## START GIVEN RECORDS
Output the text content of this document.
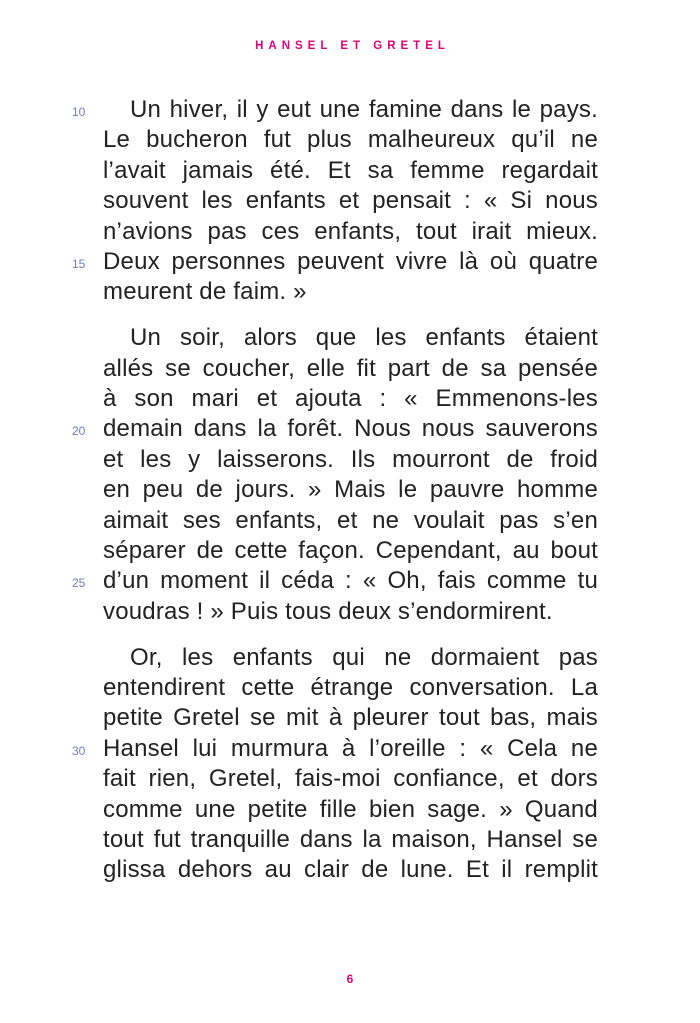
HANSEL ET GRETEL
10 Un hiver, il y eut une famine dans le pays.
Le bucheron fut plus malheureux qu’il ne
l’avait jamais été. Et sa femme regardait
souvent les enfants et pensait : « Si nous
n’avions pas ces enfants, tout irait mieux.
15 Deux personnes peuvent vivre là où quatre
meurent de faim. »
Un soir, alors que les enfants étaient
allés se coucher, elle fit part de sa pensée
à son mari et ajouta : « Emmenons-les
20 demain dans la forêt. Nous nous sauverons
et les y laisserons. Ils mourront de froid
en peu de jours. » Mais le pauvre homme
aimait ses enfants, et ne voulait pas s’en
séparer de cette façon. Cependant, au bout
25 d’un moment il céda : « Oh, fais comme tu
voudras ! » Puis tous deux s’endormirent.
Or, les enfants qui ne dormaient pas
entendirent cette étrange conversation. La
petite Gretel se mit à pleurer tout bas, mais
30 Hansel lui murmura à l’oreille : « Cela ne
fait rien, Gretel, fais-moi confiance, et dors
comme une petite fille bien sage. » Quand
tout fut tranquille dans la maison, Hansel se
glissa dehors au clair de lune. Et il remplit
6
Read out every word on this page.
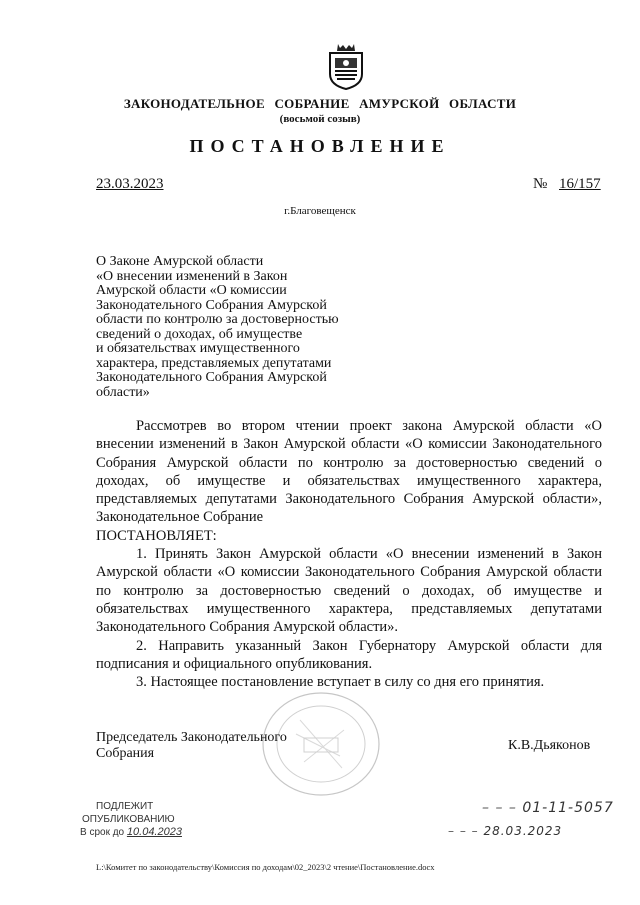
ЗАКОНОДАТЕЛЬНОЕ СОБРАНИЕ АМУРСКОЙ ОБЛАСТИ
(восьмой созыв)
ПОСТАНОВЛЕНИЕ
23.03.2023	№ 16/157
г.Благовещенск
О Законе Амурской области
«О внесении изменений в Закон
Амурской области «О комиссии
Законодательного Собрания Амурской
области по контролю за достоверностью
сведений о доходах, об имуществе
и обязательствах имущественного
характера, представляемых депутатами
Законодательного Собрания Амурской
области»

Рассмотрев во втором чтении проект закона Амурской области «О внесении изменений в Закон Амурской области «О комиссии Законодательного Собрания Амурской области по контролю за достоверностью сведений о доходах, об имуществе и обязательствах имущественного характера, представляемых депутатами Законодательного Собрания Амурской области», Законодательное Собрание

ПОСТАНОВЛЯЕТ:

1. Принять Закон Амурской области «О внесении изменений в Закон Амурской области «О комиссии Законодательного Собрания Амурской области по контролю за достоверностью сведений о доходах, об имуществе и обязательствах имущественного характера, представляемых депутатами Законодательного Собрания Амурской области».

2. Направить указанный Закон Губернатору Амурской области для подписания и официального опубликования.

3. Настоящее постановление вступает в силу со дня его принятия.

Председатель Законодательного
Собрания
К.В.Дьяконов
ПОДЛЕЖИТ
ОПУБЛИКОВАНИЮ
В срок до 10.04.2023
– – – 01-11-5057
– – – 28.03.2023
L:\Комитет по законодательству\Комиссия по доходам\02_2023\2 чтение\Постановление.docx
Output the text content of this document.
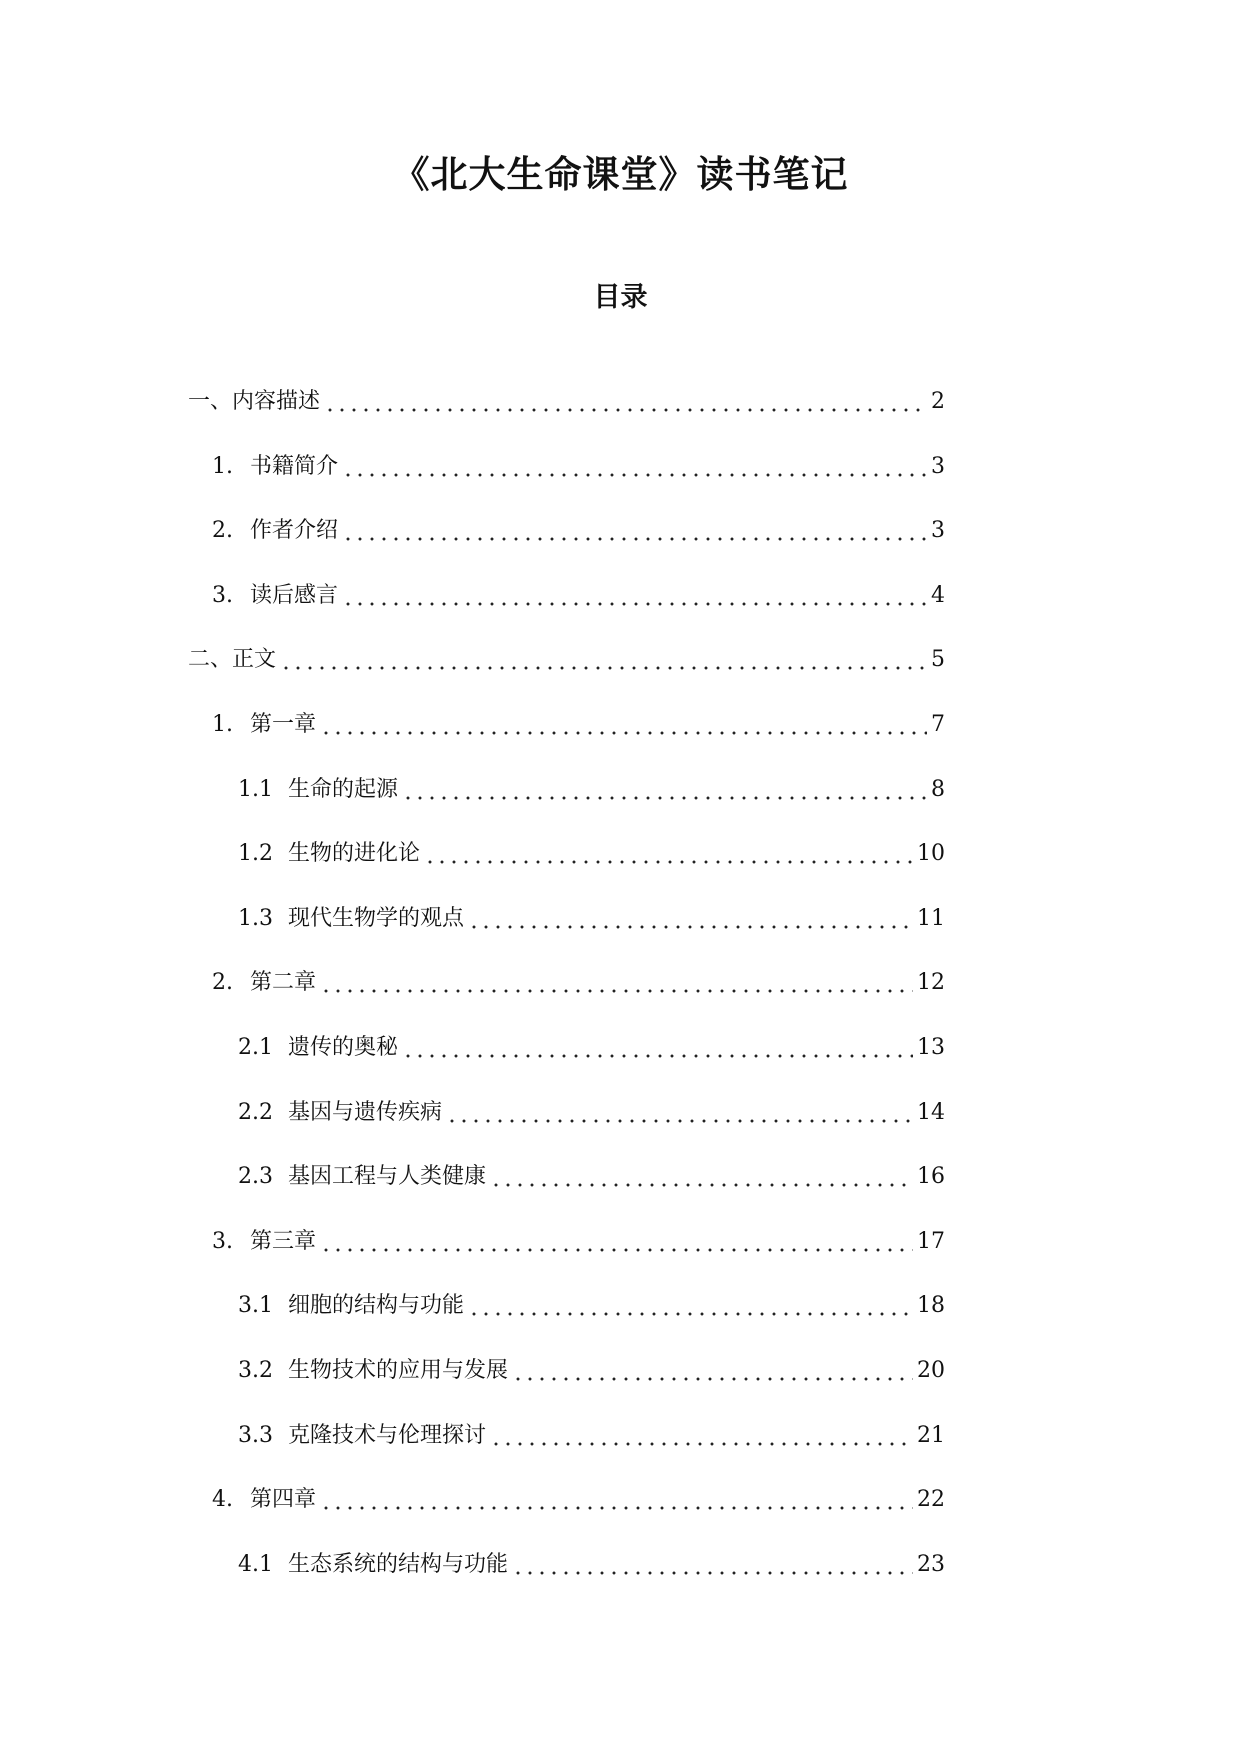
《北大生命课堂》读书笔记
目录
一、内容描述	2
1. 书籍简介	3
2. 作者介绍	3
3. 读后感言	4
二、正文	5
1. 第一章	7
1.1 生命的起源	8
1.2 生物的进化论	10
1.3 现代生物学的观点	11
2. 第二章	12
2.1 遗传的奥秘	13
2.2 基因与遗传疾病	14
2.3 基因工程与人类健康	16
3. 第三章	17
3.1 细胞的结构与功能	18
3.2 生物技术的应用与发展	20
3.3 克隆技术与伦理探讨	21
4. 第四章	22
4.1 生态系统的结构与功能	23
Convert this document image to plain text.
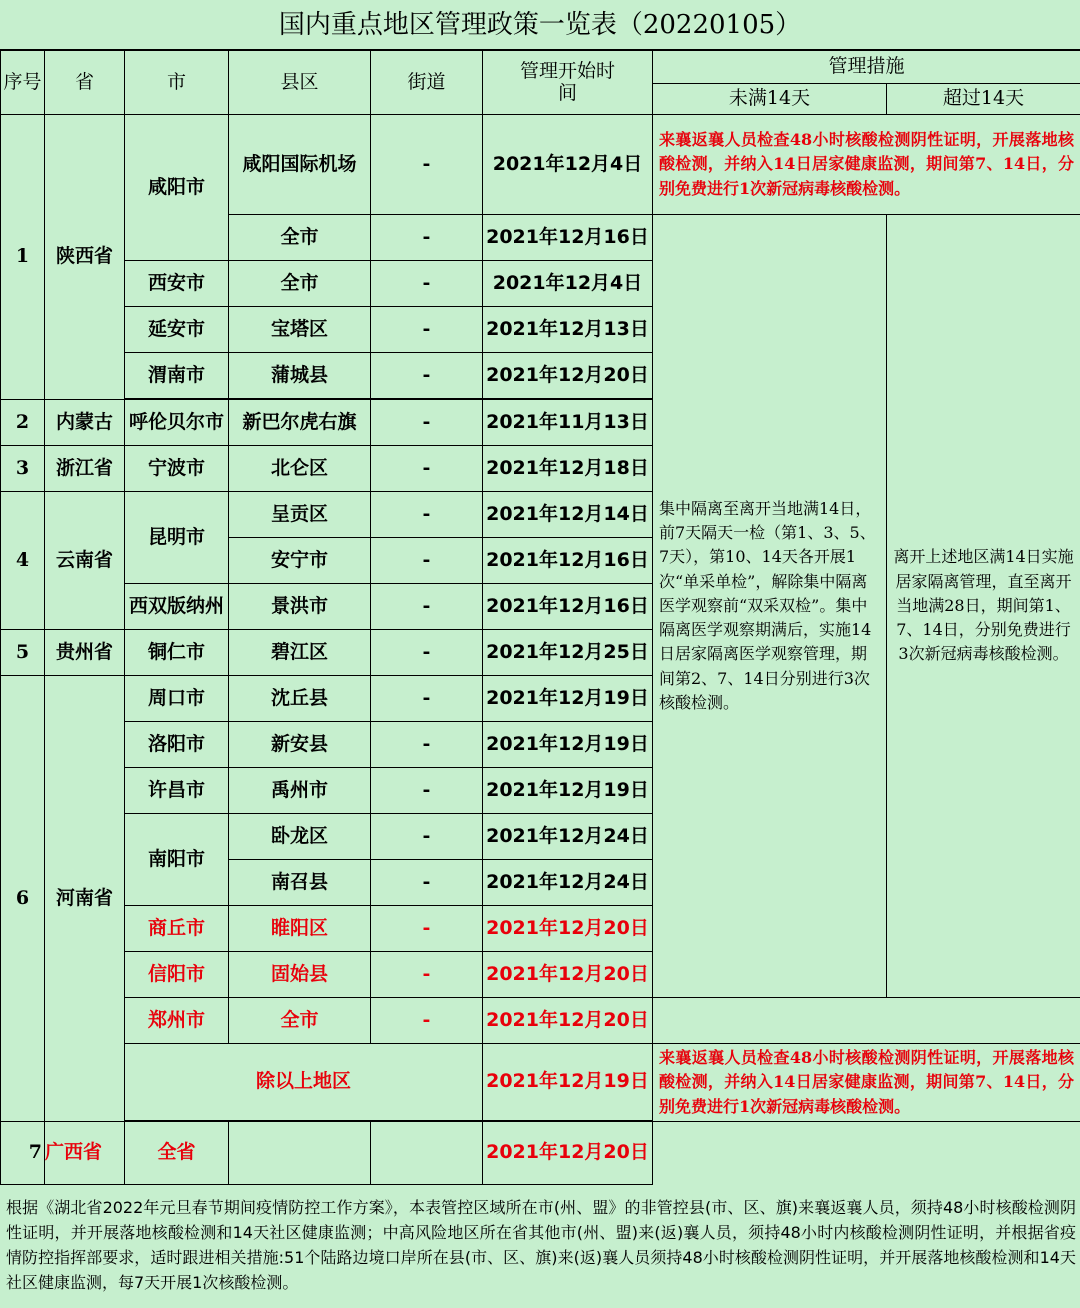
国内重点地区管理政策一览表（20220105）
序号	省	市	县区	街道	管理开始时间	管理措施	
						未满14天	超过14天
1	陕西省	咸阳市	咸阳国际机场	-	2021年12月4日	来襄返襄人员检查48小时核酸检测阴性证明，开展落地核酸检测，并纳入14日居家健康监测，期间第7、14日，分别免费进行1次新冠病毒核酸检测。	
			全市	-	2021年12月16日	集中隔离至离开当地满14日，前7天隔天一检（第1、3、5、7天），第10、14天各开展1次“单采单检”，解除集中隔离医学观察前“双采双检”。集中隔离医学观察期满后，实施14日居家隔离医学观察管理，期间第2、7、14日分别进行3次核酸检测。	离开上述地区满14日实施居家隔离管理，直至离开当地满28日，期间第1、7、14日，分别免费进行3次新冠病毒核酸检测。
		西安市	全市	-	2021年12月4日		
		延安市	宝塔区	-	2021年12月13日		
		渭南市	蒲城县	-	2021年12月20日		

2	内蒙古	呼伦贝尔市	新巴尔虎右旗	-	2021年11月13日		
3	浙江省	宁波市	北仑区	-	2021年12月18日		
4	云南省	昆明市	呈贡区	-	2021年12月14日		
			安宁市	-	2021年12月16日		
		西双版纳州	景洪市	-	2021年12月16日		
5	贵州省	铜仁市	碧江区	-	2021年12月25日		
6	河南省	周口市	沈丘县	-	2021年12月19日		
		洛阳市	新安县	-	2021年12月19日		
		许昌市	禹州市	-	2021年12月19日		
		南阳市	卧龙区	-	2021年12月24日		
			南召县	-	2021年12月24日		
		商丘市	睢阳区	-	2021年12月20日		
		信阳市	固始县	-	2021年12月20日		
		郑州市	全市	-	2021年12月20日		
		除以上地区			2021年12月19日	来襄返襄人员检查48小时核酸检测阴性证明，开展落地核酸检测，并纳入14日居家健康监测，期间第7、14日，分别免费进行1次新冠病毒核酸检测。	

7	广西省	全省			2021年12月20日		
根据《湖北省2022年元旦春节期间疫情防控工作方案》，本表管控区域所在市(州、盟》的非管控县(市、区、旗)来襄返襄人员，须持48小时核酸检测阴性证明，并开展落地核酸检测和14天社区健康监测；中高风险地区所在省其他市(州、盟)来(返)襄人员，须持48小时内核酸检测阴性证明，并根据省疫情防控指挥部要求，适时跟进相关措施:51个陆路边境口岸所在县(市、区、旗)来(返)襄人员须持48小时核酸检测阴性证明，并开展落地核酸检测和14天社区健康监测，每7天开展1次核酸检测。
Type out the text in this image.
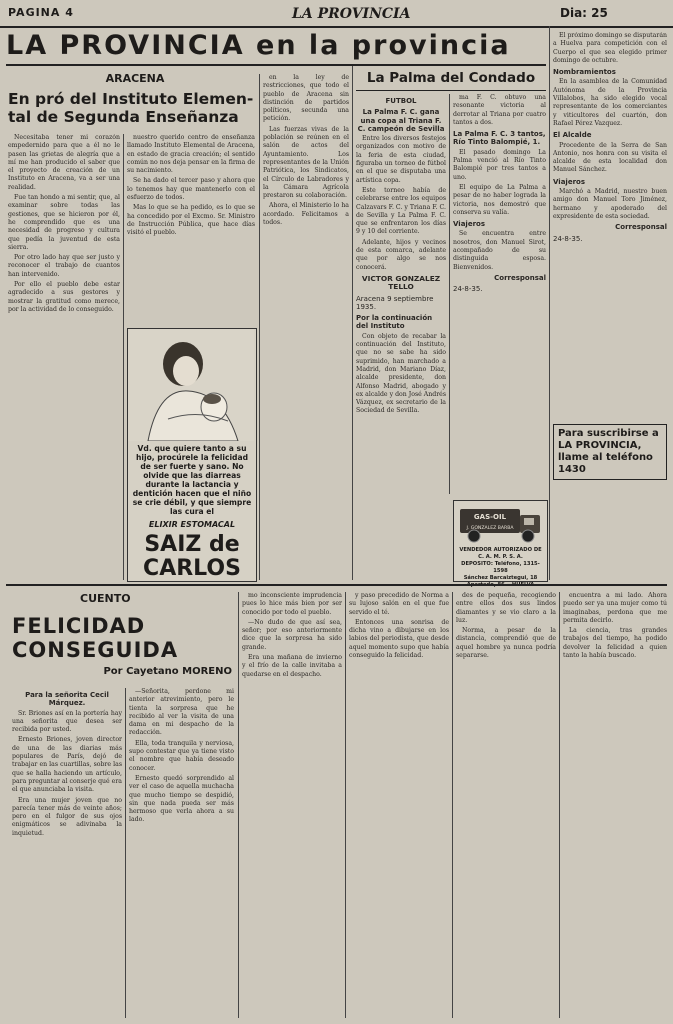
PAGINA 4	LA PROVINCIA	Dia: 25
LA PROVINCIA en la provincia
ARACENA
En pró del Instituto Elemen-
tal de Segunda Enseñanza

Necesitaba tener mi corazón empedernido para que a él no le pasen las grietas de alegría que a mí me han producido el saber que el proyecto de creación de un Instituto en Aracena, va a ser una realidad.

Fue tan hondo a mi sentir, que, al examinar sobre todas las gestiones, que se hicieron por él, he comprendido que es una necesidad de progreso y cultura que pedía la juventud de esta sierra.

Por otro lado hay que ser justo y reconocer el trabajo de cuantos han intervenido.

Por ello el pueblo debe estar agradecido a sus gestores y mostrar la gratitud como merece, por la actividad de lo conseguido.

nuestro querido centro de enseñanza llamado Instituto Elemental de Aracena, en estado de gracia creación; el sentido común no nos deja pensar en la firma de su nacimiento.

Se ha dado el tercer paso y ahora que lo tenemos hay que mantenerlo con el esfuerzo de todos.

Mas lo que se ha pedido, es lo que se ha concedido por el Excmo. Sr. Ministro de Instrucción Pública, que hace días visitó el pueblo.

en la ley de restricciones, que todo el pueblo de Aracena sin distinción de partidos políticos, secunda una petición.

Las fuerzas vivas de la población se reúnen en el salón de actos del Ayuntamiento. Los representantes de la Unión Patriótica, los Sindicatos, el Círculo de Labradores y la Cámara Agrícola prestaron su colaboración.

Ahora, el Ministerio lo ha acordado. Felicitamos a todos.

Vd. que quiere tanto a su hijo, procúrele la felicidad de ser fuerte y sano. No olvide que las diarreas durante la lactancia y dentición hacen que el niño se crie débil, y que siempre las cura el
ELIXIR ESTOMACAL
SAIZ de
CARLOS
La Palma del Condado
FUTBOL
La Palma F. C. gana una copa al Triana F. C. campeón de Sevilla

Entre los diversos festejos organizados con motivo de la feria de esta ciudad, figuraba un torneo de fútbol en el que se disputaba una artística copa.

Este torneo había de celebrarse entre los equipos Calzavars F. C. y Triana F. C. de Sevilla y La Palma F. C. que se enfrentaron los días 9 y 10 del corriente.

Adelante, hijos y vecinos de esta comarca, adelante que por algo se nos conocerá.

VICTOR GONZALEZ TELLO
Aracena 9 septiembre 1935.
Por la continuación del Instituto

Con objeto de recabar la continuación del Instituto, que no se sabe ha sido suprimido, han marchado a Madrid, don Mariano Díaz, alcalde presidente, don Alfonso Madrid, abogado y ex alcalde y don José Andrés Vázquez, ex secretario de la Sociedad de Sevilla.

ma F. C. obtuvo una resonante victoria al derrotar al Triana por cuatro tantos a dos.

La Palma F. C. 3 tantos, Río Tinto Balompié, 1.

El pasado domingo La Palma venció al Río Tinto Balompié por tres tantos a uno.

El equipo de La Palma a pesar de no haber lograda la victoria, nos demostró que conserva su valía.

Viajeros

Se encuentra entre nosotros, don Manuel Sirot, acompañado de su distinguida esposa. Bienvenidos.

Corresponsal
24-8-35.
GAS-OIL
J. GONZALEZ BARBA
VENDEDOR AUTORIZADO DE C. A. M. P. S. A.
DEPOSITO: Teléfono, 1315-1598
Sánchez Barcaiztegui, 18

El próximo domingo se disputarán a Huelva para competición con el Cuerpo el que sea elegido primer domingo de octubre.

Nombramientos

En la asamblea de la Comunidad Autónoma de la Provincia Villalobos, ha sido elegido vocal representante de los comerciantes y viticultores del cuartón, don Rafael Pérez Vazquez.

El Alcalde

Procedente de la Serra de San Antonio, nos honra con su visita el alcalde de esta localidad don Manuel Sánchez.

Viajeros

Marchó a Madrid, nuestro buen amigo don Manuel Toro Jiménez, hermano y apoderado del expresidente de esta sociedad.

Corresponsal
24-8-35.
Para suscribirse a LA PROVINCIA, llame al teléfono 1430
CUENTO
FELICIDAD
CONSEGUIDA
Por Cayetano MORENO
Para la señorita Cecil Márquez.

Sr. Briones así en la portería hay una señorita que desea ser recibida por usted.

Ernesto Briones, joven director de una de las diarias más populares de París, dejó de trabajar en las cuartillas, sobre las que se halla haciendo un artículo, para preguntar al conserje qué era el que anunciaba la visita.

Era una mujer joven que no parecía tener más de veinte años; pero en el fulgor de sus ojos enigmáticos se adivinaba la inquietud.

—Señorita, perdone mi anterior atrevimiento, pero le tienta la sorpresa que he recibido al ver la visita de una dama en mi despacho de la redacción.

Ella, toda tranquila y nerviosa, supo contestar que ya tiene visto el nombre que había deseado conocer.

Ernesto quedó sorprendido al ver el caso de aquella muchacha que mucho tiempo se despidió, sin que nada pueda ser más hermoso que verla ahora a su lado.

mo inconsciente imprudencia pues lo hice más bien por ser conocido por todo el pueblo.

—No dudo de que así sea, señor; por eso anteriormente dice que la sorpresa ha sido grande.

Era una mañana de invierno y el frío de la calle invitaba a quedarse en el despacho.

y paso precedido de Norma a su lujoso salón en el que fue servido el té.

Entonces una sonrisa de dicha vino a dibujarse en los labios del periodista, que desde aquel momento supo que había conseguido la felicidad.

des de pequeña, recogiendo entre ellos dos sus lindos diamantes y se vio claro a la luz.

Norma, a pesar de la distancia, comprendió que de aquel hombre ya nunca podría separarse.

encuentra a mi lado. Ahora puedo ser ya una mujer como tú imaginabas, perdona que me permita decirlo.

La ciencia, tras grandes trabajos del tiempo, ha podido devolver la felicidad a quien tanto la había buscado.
## END GIVEN RECORDS
Report how many lines in the data contain the word "dans", with no words besides the number.

■ **COMPLETED EXERCISE**:
3